| Required task |
Repeat exactly each line of the data provided below.

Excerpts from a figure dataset

**********

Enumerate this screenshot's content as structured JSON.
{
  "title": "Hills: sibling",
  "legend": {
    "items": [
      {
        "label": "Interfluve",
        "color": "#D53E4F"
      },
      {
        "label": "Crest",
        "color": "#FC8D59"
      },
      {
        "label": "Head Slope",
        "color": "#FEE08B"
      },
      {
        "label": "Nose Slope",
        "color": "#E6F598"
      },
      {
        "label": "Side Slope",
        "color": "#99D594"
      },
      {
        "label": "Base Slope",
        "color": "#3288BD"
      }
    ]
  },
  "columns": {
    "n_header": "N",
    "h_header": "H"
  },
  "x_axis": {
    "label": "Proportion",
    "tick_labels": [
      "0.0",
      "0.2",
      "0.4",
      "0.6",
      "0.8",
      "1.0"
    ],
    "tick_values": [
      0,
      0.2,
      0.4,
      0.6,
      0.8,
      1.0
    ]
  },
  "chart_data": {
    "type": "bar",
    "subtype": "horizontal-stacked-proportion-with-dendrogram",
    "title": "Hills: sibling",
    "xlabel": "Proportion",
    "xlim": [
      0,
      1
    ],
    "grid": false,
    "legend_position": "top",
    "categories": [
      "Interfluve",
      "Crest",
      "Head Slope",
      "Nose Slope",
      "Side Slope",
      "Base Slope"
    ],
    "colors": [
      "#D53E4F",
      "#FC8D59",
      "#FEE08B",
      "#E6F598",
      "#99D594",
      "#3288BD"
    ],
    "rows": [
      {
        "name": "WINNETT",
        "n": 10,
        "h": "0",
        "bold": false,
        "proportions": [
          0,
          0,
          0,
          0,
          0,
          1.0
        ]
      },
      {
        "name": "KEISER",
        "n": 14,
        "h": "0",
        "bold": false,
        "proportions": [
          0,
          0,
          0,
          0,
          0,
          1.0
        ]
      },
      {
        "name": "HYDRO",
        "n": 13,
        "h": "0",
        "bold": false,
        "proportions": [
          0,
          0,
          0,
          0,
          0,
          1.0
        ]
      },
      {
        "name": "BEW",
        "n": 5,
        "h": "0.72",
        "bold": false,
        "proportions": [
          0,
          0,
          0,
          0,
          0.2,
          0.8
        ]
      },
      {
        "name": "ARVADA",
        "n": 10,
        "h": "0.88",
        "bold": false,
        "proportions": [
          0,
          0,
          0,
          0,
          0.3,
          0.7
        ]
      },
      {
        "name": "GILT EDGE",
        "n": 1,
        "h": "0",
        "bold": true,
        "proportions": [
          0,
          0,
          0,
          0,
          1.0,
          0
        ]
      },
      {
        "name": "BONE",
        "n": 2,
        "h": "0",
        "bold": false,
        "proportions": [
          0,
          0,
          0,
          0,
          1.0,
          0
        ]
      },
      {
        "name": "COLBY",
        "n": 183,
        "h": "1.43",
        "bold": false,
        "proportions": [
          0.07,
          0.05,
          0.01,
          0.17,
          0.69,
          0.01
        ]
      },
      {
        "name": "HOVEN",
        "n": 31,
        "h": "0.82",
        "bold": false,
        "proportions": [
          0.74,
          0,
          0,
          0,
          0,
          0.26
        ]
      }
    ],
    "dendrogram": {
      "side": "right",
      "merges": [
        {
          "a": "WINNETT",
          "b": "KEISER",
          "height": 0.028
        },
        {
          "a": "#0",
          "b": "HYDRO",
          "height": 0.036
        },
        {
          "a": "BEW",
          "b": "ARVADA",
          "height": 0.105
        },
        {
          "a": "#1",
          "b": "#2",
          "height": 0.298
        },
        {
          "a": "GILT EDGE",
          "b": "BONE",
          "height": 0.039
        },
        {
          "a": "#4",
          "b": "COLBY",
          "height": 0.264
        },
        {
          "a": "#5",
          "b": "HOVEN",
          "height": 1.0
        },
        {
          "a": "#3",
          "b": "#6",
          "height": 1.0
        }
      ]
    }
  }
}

**********

| Result below |
Enumerate this screenshot's content as structured JSON.
{
  "title": "Hills: sibling",
  "legend": {
    "items": [
      {
        "label": "Interfluve",
        "color": "#D53E4F"
      },
      {
        "label": "Crest",
        "color": "#FC8D59"
      },
      {
        "label": "Head Slope",
        "color": "#FEE08B"
      },
      {
        "label": "Nose Slope",
        "color": "#E6F598"
      },
      {
        "label": "Side Slope",
        "color": "#99D594"
      },
      {
        "label": "Base Slope",
        "color": "#3288BD"
      }
    ]
  },
  "columns": {
    "n_header": "N",
    "h_header": "H"
  },
  "x_axis": {
    "label": "Proportion",
    "tick_labels": [
      "0.0",
      "0.2",
      "0.4",
      "0.6",
      "0.8",
      "1.0"
    ],
    "tick_values": [
      0,
      0.2,
      0.4,
      0.6,
      0.8,
      1.0
    ]
  },
  "chart_data": {
    "type": "bar",
    "subtype": "horizontal-stacked-proportion-with-dendrogram",
    "title": "Hills: sibling",
    "xlabel": "Proportion",
    "xlim": [
      0,
      1
    ],
    "grid": false,
    "legend_position": "top",
    "categories": [
      "Interfluve",
      "Crest",
      "Head Slope",
      "Nose Slope",
      "Side Slope",
      "Base Slope"
    ],
    "colors": [
      "#D53E4F",
      "#FC8D59",
      "#FEE08B",
      "#E6F598",
      "#99D594",
      "#3288BD"
    ],
    "rows": [
      {
        "name": "WINNETT",
        "n": 10,
        "h": "0",
        "bold": false,
        "proportions": [
          0,
          0,
          0,
          0,
          0,
          1.0
        ]
      },
      {
        "name": "KEISER",
        "n": 14,
        "h": "0",
        "bold": false,
        "proportions": [
          0,
          0,
          0,
          0,
          0,
          1.0
        ]
      },
      {
        "name": "HYDRO",
        "n": 13,
        "h": "0",
        "bold": false,
        "proportions": [
          0,
          0,
          0,
          0,
          0,
          1.0
        ]
      },
      {
        "name": "BEW",
        "n": 5,
        "h": "0.72",
        "bold": false,
        "proportions": [
          0,
          0,
          0,
          0,
          0.2,
          0.8
        ]
      },
      {
        "name": "ARVADA",
        "n": 10,
        "h": "0.88",
        "bold": false,
        "proportions": [
          0,
          0,
          0,
          0,
          0.3,
          0.7
        ]
      },
      {
        "name": "GILT EDGE",
        "n": 1,
        "h": "0",
        "bold": true,
        "proportions": [
          0,
          0,
          0,
          0,
          1.0,
          0
        ]
      },
      {
        "name": "BONE",
        "n": 2,
        "h": "0",
        "bold": false,
        "proportions": [
          0,
          0,
          0,
          0,
          1.0,
          0
        ]
      },
      {
        "name": "COLBY",
        "n": 183,
        "h": "1.43",
        "bold": false,
        "proportions": [
          0.07,
          0.05,
          0.01,
          0.17,
          0.69,
          0.01
        ]
      },
      {
        "name": "HOVEN",
        "n": 31,
        "h": "0.82",
        "bold": false,
        "proportions": [
          0.74,
          0,
          0,
          0,
          0,
          0.26
        ]
      }
    ],
    "dendrogram": {
      "side": "right",
      "merges": [
        {
          "a": "WINNETT",
          "b": "KEISER",
          "height": 0.028
        },
        {
          "a": "#0",
          "b": "HYDRO",
          "height": 0.036
        },
        {
          "a": "BEW",
          "b": "ARVADA",
          "height": 0.105
        },
        {
          "a": "#1",
          "b": "#2",
          "height": 0.298
        },
        {
          "a": "GILT EDGE",
          "b": "BONE",
          "height": 0.039
        },
        {
          "a": "#4",
          "b": "COLBY",
          "height": 0.264
        },
        {
          "a": "#5",
          "b": "HOVEN",
          "height": 1.0
        },
        {
          "a": "#3",
          "b": "#6",
          "height": 1.0
        }
      ]
    }
  }
}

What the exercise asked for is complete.